§ **Page**:
To construct the codebook, we first sample, generate and collect local features from all fire and non-fire training image patches. Then we use k-means clustering algorithm to produce 500 centers after 50 iterations. The centers are the elements in a codebook, since they are the most representative local features appear in our training data. The feature searching, matching and encoding steps are the same as that in our system.

The precision-recall curves of five different local features are shown on the right column in Fig. 3. As can be seen from the figure, including color information can greatly improve the system performance. Overall, LAB histogram + SURF + RBF kernel achieves the best performance.

Figure 5: Two examples of candidate fire region proposing. The first row shows a surveillance video example with still background, the background modeling result is shown in (a), and the mask of candidate regions is shown in (c). The second row shows a video with moving background. The candidate fire region mask shown in (e) is found by a multi-level threshold.

§ **Items**:
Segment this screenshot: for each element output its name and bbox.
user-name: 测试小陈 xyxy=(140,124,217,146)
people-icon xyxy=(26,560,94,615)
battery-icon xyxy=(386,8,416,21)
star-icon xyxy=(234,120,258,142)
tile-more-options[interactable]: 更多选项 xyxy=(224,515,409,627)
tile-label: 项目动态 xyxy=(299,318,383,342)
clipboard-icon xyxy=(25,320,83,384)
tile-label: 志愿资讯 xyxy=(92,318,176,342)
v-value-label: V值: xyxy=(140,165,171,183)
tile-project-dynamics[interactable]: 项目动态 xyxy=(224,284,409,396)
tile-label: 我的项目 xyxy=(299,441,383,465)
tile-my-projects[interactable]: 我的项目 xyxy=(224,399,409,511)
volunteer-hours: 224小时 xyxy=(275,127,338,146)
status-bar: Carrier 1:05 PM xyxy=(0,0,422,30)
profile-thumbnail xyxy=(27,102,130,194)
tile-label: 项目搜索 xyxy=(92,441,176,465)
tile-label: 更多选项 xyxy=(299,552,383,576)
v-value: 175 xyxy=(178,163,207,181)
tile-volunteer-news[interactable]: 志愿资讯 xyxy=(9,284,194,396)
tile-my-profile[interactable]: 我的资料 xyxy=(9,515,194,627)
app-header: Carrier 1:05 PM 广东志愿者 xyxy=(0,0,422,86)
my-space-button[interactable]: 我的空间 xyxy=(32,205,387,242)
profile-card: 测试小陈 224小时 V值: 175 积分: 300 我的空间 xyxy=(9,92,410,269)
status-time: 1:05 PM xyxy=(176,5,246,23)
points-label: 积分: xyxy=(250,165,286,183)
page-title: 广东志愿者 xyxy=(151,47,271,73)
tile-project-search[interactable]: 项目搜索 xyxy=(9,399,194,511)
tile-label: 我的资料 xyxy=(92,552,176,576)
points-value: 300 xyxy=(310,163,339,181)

§ **Your goal**:
Answer from the fire-detection text:
(a) How many centers does the k-means clustering produce, and after how many iterations?
(b) Which combination achieves the best performance overall?
(c) How is the candidate fire region mask shown in (e) found?
Rely only on the fire-detection text, not on the entries.

§ **Correct answer**:
(a) 500 centers, after 50 iterations.
(b) LAB histogram + SURF + RBF kernel.
(c) By a multi-level threshold.